Work to complete » Copy each entry as it stands, leaving nothing out.
[START Data entries]
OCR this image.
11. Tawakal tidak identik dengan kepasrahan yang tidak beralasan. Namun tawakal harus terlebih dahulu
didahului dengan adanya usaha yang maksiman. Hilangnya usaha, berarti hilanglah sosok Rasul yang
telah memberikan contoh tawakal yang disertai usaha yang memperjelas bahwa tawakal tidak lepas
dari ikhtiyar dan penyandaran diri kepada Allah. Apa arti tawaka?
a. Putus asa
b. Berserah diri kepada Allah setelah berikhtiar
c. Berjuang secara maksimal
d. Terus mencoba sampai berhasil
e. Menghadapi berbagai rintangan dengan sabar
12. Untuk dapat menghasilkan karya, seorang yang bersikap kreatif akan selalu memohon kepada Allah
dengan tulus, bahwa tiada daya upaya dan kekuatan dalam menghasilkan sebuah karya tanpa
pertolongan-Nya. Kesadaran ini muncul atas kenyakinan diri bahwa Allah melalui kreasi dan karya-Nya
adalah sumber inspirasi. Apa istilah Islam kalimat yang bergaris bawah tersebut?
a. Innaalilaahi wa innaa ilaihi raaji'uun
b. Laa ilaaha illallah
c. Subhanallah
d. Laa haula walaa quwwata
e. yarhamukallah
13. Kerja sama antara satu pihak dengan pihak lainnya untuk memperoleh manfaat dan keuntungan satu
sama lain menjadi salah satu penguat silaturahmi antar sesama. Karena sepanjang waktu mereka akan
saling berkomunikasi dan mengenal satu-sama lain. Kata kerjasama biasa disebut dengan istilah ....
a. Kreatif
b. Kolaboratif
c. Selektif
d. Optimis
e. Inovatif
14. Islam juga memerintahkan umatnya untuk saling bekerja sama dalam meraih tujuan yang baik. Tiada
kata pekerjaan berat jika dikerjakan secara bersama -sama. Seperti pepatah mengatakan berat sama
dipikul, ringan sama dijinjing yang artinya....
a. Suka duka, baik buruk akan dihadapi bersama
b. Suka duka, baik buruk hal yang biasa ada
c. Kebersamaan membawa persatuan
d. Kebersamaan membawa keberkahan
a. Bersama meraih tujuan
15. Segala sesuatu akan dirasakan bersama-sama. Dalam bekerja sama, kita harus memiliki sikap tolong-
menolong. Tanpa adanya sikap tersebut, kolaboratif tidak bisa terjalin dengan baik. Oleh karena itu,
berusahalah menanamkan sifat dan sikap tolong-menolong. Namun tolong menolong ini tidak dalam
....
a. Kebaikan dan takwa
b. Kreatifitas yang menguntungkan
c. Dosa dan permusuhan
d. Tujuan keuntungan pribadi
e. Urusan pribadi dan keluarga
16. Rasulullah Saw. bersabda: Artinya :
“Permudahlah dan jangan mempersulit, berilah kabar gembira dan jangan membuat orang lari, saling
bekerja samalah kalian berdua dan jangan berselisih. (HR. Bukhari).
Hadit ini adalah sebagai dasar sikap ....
[END Data entries]
Result of the exercise »
OCR this image.
11. Tawakal tidak identik dengan kepasrahan yang tidak beralasan. Namun tawakal harus terlebih dahulu
didahului dengan adanya usaha yang maksiman. Hilangnya usaha, berarti hilanglah sosok Rasul yang
telah memberikan contoh tawakal yang disertai usaha yang memperjelas bahwa tawakal tidak lepas
dari ikhtiyar dan penyandaran diri kepada Allah. Apa arti tawaka?
a. Putus asa
b. Berserah diri kepada Allah setelah berikhtiar
c. Berjuang secara maksimal
d. Terus mencoba sampai berhasil
e. Menghadapi berbagai rintangan dengan sabar
12. Untuk dapat menghasilkan karya, seorang yang bersikap kreatif akan selalu memohon kepada Allah
dengan tulus, bahwa tiada daya upaya dan kekuatan dalam menghasilkan sebuah karya tanpa
pertolongan-Nya. Kesadaran ini muncul atas kenyakinan diri bahwa Allah melalui kreasi dan karya-Nya
adalah sumber inspirasi. Apa istilah Islam kalimat yang bergaris bawah tersebut?
a. Innaalilaahi wa innaa ilaihi raaji'uun
b. Laa ilaaha illallah
c. Subhanallah
d. Laa haula walaa quwwata
e. yarhamukallah
13. Kerja sama antara satu pihak dengan pihak lainnya untuk memperoleh manfaat dan keuntungan satu
sama lain menjadi salah satu penguat silaturahmi antar sesama. Karena sepanjang waktu mereka akan
saling berkomunikasi dan mengenal satu-sama lain. Kata kerjasama biasa disebut dengan istilah ....
a. Kreatif
b. Kolaboratif
c. Selektif
d. Optimis
e. Inovatif
14. Islam juga memerintahkan umatnya untuk saling bekerja sama dalam meraih tujuan yang baik. Tiada
kata pekerjaan berat jika dikerjakan secara bersama -sama. Seperti pepatah mengatakan berat sama
dipikul, ringan sama dijinjing yang artinya....
a. Suka duka, baik buruk akan dihadapi bersama
b. Suka duka, baik buruk hal yang biasa ada
c. Kebersamaan membawa persatuan
d. Kebersamaan membawa keberkahan
a. Bersama meraih tujuan
15. Segala sesuatu akan dirasakan bersama-sama. Dalam bekerja sama, kita harus memiliki sikap tolong-
menolong. Tanpa adanya sikap tersebut, kolaboratif tidak bisa terjalin dengan baik. Oleh karena itu,
berusahalah menanamkan sifat dan sikap tolong-menolong. Namun tolong menolong ini tidak dalam
....
a. Kebaikan dan takwa
b. Kreatifitas yang menguntungkan
c. Dosa dan permusuhan
d. Tujuan keuntungan pribadi
e. Urusan pribadi dan keluarga
16. Rasulullah Saw. bersabda: Artinya :
“Permudahlah dan jangan mempersulit, berilah kabar gembira dan jangan membuat orang lari, saling
bekerja samalah kalian berdua dan jangan berselisih. (HR. Bukhari).
Hadit ini adalah sebagai dasar sikap ....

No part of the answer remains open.